##### PROVIDED INFORMATION

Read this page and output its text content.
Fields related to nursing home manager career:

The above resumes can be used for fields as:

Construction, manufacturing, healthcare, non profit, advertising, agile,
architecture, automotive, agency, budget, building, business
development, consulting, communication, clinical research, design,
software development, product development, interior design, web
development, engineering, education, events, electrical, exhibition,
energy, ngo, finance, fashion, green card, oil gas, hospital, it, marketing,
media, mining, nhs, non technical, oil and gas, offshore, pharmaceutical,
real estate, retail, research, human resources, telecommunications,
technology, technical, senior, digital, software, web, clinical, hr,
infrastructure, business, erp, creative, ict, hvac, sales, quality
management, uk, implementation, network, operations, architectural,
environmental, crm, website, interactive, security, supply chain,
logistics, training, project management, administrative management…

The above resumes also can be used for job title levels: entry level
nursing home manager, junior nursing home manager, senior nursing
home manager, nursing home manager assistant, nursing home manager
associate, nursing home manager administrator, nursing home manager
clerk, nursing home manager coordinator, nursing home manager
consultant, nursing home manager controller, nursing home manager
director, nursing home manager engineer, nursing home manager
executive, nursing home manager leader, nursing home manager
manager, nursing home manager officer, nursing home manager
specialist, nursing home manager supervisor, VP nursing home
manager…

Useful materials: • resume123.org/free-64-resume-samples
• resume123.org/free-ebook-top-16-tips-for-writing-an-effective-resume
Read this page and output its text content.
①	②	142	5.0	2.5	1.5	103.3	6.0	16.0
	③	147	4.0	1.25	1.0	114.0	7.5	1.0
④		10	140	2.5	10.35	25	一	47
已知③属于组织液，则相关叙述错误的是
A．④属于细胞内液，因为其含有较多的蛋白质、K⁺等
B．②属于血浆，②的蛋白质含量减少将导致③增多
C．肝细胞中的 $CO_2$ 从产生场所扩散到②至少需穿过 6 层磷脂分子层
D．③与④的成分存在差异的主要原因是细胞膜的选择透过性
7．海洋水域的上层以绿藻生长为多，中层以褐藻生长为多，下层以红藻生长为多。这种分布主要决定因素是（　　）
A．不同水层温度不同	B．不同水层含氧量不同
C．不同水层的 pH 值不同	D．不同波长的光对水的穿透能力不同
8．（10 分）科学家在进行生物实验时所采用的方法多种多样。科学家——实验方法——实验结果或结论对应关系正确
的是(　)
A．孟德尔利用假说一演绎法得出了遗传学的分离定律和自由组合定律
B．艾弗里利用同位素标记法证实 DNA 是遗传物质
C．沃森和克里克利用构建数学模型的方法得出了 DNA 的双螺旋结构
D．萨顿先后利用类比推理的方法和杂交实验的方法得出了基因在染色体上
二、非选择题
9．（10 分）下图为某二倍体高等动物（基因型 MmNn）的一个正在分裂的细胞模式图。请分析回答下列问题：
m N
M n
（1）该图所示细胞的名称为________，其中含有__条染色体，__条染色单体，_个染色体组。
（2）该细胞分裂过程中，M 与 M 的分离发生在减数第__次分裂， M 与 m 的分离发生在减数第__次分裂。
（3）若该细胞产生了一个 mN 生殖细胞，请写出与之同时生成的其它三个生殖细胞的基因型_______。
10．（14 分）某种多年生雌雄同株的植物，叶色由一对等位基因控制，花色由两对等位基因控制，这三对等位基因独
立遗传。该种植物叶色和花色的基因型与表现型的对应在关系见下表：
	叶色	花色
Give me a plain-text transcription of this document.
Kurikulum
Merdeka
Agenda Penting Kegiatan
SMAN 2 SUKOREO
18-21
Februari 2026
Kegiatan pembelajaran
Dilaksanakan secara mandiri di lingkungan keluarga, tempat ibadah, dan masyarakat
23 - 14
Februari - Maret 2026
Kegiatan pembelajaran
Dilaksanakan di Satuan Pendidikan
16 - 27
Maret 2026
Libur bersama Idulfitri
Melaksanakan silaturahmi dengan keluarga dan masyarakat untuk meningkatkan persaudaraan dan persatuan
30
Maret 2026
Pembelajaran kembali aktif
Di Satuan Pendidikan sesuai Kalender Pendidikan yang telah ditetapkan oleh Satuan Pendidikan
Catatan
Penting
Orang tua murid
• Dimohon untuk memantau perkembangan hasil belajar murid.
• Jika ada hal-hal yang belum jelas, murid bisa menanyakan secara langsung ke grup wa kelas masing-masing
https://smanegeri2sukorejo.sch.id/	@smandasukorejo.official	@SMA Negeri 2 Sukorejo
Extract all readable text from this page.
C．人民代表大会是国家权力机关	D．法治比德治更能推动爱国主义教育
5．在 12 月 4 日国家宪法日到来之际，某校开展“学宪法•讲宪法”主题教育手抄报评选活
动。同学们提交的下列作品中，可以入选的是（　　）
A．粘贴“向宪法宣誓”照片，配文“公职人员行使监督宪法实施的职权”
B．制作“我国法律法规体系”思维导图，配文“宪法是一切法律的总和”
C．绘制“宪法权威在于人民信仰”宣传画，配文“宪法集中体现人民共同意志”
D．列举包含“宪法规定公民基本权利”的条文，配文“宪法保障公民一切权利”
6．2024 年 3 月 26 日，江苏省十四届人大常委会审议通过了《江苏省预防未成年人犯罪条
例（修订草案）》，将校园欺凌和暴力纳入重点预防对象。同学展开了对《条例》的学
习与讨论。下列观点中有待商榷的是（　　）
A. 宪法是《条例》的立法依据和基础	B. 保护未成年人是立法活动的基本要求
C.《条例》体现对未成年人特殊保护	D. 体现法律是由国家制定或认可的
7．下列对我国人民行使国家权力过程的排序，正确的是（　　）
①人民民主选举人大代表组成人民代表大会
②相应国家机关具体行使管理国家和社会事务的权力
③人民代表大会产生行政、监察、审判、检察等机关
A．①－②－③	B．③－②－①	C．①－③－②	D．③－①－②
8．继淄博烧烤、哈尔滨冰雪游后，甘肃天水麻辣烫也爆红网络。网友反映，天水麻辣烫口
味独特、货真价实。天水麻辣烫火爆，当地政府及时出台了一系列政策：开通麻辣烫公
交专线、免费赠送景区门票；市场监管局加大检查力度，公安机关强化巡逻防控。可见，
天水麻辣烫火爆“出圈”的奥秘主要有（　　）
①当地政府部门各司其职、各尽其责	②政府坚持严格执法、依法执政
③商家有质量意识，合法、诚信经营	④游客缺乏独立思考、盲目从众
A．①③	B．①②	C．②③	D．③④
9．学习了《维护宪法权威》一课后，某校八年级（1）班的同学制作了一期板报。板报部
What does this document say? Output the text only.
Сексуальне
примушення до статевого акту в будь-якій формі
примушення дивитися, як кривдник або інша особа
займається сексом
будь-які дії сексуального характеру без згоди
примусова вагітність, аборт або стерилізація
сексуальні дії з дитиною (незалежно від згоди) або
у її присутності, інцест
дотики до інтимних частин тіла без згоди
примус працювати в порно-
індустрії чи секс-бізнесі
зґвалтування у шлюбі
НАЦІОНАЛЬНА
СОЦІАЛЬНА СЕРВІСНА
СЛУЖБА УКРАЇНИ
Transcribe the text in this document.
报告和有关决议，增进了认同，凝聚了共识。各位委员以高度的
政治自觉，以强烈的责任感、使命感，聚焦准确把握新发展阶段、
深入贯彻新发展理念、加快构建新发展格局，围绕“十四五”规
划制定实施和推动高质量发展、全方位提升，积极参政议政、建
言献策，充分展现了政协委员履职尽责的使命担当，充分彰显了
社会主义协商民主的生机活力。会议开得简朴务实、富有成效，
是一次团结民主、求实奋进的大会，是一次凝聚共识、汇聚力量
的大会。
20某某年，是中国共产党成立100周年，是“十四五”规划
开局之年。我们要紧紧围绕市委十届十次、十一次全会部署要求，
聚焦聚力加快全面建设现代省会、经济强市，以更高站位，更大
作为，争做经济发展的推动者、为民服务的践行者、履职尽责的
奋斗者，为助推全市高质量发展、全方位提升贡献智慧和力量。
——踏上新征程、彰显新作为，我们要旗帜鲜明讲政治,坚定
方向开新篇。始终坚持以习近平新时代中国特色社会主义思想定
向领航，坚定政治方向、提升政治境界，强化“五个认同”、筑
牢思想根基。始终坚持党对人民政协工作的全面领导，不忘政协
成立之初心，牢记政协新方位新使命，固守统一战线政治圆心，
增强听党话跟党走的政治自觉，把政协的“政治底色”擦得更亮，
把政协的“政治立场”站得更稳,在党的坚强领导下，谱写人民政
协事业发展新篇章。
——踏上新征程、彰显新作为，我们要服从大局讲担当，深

##########

Copy out every line from the material above in which the word "development" appears.

development, consulting, communication, clinical research, design,
software development, product development, interior design, web
development, engineering, education, events, electrical, exhibition,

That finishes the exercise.